[Rows from a dataset]
—————
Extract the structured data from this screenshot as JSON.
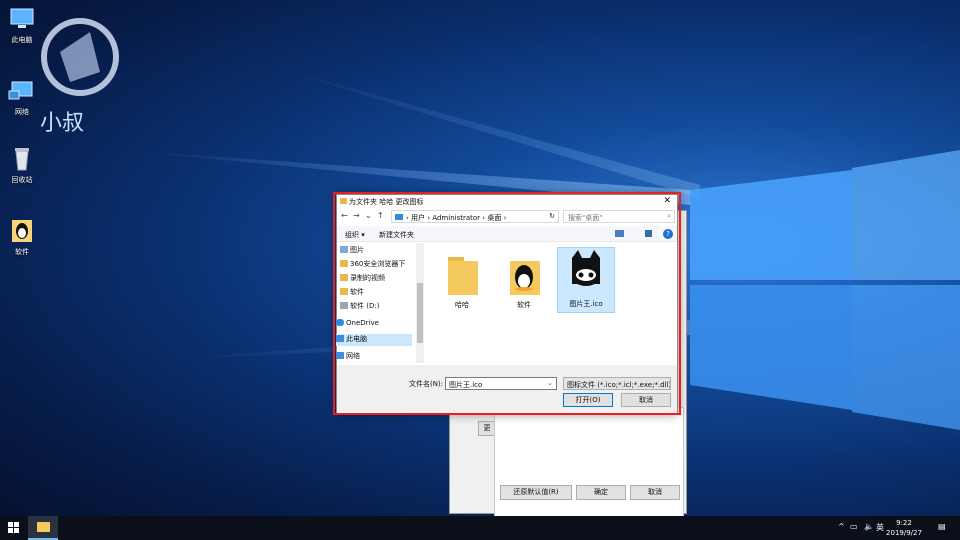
{
  "desktop": {
    "icons": [
      {
        "label": "此电脑",
        "icon": "this-pc-icon"
      },
      {
        "label": "网络",
        "icon": "network-icon"
      },
      {
        "label": "回收站",
        "icon": "recycle-bin-icon"
      },
      {
        "label": "软件",
        "icon": "qq-penguin-icon"
      }
    ],
    "watermark_text": "小叔"
  },
  "background_window": {
    "button_partial": "更",
    "restore_label": "还原默认值(R)",
    "ok_label": "确定",
    "cancel_label": "取消"
  },
  "dialog": {
    "title": "为文件夹 哈哈 更改图标",
    "close_glyph": "✕",
    "nav": {
      "back": "←",
      "forward": "→",
      "dropdown": "⌄",
      "up": "↑"
    },
    "address": {
      "crumbs": [
        "用户",
        "Administrator",
        "桌面"
      ],
      "separator": "›"
    },
    "search_placeholder": "搜索\"桌面\"",
    "toolbar": {
      "organize": "组织 ▾",
      "new_folder": "新建文件夹"
    },
    "tree": [
      {
        "label": "图片",
        "icon": "pictures-icon"
      },
      {
        "label": "360安全浏览器下",
        "icon": "folder-icon"
      },
      {
        "label": "录制的视频",
        "icon": "folder-icon"
      },
      {
        "label": "软件",
        "icon": "folder-icon"
      },
      {
        "label": "软件 (D:)",
        "icon": "drive-icon"
      },
      {
        "label": "OneDrive",
        "icon": "onedrive-icon"
      },
      {
        "label": "此电脑",
        "icon": "this-pc-icon"
      },
      {
        "label": "网络",
        "icon": "network-icon"
      }
    ],
    "files": [
      {
        "label": "哈哈",
        "icon": "folder-icon"
      },
      {
        "label": "软件",
        "icon": "qq-folder-icon"
      },
      {
        "label": "图片王.ico",
        "icon": "github-cat-icon"
      }
    ],
    "filename_label": "文件名(N):",
    "filename_value": "图片王.ico",
    "filetype_value": "图标文件 (*.ico;*.icl;*.exe;*.dll)",
    "open_label": "打开(O)",
    "cancel_label": "取消"
  },
  "taskbar": {
    "tray_ime": "英",
    "time": "9:22",
    "date": "2019/9/27"
  },
  "colors": {
    "highlight": "#e82020",
    "selection": "#cce8ff",
    "accent": "#0078d7"
  }
}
—————
▶ [Exercise details]
Set the entries down again exactly. Do not include the images.

▶ [Finished exercise]
Extract the structured data from this screenshot as JSON.
{
  "desktop": {
    "icons": [
      {
        "label": "此电脑",
        "icon": "this-pc-icon"
      },
      {
        "label": "网络",
        "icon": "network-icon"
      },
      {
        "label": "回收站",
        "icon": "recycle-bin-icon"
      },
      {
        "label": "软件",
        "icon": "qq-penguin-icon"
      }
    ],
    "watermark_text": "小叔"
  },
  "background_window": {
    "button_partial": "更",
    "restore_label": "还原默认值(R)",
    "ok_label": "确定",
    "cancel_label": "取消"
  },
  "dialog": {
    "title": "为文件夹 哈哈 更改图标",
    "close_glyph": "✕",
    "nav": {
      "back": "←",
      "forward": "→",
      "dropdown": "⌄",
      "up": "↑"
    },
    "address": {
      "crumbs": [
        "用户",
        "Administrator",
        "桌面"
      ],
      "separator": "›"
    },
    "search_placeholder": "搜索\"桌面\"",
    "toolbar": {
      "organize": "组织 ▾",
      "new_folder": "新建文件夹"
    },
    "tree": [
      {
        "label": "图片",
        "icon": "pictures-icon"
      },
      {
        "label": "360安全浏览器下",
        "icon": "folder-icon"
      },
      {
        "label": "录制的视频",
        "icon": "folder-icon"
      },
      {
        "label": "软件",
        "icon": "folder-icon"
      },
      {
        "label": "软件 (D:)",
        "icon": "drive-icon"
      },
      {
        "label": "OneDrive",
        "icon": "onedrive-icon"
      },
      {
        "label": "此电脑",
        "icon": "this-pc-icon"
      },
      {
        "label": "网络",
        "icon": "network-icon"
      }
    ],
    "files": [
      {
        "label": "哈哈",
        "icon": "folder-icon"
      },
      {
        "label": "软件",
        "icon": "qq-folder-icon"
      },
      {
        "label": "图片王.ico",
        "icon": "github-cat-icon"
      }
    ],
    "filename_label": "文件名(N):",
    "filename_value": "图片王.ico",
    "filetype_value": "图标文件 (*.ico;*.icl;*.exe;*.dll)",
    "open_label": "打开(O)",
    "cancel_label": "取消"
  },
  "taskbar": {
    "tray_ime": "英",
    "time": "9:22",
    "date": "2019/9/27"
  },
  "colors": {
    "highlight": "#e82020",
    "selection": "#cce8ff",
    "accent": "#0078d7"
  }
}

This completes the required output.